• _YOUR INSTRUCTIONS_: For the material that follows, list every line containing the word "Span".

• _EXTRACTED RECORDS_:
══════════════════════════════

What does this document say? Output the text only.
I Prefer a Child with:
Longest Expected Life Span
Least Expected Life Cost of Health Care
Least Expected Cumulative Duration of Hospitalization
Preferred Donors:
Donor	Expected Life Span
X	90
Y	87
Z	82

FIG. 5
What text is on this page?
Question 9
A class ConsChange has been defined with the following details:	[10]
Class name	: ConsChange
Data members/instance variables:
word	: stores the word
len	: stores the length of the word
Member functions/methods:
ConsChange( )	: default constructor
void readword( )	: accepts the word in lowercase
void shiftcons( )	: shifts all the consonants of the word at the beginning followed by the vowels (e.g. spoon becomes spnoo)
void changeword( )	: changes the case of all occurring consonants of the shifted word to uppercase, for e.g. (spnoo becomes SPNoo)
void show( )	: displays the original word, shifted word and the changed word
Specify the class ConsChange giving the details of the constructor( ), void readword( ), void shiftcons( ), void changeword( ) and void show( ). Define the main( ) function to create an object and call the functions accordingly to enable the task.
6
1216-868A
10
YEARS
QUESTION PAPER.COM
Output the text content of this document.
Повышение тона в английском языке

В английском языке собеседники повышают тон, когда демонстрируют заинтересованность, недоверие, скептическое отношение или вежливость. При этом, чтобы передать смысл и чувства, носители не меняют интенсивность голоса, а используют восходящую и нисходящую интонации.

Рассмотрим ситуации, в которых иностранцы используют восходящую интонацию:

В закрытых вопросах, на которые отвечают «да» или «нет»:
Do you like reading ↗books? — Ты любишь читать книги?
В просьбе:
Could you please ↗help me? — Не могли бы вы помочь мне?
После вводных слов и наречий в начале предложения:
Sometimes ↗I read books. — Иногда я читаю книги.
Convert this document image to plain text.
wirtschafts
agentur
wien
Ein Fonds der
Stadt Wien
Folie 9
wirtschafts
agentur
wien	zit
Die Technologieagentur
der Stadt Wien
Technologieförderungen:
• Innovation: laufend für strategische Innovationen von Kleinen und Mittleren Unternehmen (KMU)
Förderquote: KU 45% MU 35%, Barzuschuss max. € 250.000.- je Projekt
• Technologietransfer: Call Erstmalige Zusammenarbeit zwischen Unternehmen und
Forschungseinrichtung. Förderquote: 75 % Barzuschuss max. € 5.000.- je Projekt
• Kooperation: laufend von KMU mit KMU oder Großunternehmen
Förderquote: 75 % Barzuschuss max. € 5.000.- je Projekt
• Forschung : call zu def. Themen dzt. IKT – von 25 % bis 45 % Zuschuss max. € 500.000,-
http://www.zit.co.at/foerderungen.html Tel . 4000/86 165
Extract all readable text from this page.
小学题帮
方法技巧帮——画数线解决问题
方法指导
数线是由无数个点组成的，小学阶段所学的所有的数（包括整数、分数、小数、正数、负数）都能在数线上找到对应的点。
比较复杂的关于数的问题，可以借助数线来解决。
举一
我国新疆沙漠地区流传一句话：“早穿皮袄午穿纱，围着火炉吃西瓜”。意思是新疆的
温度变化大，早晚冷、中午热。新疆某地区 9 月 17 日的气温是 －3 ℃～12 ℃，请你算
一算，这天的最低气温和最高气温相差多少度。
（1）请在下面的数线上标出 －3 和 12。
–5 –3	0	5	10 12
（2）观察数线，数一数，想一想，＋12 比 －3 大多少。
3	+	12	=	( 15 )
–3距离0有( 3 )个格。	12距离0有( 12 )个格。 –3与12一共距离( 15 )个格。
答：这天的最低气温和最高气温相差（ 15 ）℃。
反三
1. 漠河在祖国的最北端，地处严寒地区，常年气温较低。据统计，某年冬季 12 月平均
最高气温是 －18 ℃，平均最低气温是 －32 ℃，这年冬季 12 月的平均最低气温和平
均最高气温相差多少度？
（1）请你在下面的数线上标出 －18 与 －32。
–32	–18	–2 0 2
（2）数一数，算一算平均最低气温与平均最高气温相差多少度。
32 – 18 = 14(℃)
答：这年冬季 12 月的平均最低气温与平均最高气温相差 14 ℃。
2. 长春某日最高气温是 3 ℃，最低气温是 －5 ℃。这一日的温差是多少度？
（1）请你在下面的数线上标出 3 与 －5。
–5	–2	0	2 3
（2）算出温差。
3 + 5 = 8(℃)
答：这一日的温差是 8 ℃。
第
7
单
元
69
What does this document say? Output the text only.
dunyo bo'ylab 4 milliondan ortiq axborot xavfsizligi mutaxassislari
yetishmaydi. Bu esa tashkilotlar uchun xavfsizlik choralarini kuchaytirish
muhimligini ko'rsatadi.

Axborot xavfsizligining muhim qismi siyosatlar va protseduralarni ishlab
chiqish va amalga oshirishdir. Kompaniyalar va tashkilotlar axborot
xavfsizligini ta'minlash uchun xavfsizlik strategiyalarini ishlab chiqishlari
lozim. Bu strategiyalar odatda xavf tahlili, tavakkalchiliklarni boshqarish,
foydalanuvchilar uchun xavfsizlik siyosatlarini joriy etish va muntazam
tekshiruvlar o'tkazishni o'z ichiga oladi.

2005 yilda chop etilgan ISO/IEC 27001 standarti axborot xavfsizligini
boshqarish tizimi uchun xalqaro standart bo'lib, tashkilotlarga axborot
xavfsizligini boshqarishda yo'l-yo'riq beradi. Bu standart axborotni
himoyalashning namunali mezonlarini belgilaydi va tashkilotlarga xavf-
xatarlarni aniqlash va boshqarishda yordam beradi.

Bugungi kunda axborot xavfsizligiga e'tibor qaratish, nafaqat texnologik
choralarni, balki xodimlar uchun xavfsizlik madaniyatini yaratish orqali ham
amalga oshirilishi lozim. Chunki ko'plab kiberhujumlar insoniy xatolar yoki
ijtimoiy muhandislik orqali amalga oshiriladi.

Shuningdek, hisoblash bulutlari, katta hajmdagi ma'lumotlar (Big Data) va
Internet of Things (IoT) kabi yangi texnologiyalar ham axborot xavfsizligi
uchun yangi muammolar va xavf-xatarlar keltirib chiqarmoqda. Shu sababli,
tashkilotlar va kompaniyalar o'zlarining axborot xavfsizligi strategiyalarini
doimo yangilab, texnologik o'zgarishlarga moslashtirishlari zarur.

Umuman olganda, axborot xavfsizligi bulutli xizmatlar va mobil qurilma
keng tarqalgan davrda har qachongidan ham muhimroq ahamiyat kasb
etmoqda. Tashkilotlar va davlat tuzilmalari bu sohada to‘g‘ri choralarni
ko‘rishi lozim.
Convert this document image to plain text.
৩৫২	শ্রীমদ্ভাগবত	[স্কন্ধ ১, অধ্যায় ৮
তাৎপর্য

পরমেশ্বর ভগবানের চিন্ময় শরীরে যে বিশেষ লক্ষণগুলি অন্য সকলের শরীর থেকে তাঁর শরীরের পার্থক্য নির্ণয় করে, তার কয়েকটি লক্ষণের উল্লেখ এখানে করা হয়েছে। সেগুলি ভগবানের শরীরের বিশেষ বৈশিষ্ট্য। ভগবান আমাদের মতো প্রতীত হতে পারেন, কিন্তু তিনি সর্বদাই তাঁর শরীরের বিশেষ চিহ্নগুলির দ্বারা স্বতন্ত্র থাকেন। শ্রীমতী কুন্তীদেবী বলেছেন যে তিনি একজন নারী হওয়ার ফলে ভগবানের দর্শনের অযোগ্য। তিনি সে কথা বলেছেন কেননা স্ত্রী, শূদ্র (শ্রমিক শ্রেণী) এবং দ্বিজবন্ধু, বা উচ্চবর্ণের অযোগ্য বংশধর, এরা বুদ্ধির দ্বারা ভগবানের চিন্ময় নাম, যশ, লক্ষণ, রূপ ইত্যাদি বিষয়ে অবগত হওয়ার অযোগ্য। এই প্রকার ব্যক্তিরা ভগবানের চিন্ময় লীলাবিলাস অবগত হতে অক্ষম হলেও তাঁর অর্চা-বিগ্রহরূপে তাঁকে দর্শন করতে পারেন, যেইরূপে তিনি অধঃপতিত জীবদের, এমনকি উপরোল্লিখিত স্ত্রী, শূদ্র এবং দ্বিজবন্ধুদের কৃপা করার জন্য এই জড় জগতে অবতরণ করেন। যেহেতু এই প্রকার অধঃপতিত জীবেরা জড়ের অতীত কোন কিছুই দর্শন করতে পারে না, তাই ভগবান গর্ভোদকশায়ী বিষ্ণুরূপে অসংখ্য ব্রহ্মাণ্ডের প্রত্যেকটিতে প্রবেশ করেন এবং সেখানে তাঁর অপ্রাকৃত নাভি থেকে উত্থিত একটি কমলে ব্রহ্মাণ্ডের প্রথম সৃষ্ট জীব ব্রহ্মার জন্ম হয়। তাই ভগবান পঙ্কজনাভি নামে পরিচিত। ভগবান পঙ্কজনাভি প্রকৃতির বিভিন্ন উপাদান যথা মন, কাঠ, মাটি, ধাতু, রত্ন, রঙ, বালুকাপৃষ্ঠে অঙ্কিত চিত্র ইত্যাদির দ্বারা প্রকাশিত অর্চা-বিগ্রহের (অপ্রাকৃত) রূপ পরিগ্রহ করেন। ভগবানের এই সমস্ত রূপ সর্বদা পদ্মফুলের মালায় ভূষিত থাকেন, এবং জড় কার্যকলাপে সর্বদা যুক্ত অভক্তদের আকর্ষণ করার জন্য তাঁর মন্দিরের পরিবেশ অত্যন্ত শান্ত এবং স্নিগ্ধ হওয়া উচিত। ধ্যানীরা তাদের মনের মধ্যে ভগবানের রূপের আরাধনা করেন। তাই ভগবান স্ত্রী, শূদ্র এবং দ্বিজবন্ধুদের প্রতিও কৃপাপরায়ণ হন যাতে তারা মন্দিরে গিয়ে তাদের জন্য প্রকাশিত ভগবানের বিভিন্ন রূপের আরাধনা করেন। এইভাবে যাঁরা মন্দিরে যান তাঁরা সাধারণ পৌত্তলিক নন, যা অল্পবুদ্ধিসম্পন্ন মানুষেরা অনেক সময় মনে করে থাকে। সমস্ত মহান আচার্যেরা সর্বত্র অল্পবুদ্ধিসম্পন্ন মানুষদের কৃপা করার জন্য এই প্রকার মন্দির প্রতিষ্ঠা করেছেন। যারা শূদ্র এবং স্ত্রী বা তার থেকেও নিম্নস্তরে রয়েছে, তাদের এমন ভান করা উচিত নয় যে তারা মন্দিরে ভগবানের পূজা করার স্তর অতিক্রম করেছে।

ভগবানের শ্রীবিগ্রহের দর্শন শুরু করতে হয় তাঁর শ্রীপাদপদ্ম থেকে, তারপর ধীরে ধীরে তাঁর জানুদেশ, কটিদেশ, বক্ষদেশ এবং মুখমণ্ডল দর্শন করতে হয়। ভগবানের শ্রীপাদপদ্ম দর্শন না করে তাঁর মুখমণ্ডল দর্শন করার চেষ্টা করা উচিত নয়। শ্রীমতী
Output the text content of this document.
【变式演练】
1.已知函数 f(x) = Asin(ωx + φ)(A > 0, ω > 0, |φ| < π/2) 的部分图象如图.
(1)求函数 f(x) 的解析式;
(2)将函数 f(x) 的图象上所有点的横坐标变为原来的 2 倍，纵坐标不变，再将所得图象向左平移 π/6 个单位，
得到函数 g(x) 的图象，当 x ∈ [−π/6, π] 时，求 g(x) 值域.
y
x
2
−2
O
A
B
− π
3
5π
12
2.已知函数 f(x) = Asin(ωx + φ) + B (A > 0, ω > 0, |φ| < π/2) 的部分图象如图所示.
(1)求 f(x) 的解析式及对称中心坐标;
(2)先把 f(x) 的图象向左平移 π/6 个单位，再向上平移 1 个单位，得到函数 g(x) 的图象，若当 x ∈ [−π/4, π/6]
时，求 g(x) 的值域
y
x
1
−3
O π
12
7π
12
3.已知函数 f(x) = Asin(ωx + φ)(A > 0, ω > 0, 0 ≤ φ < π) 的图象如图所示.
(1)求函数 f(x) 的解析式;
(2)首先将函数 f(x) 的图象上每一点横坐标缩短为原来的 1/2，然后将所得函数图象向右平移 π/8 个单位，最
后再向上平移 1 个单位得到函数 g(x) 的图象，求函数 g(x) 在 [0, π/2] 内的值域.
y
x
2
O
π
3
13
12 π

══════════════════════════════

• _EXERCISE RESULT_:
Longest Expected Life Span
Donor	Expected Life Span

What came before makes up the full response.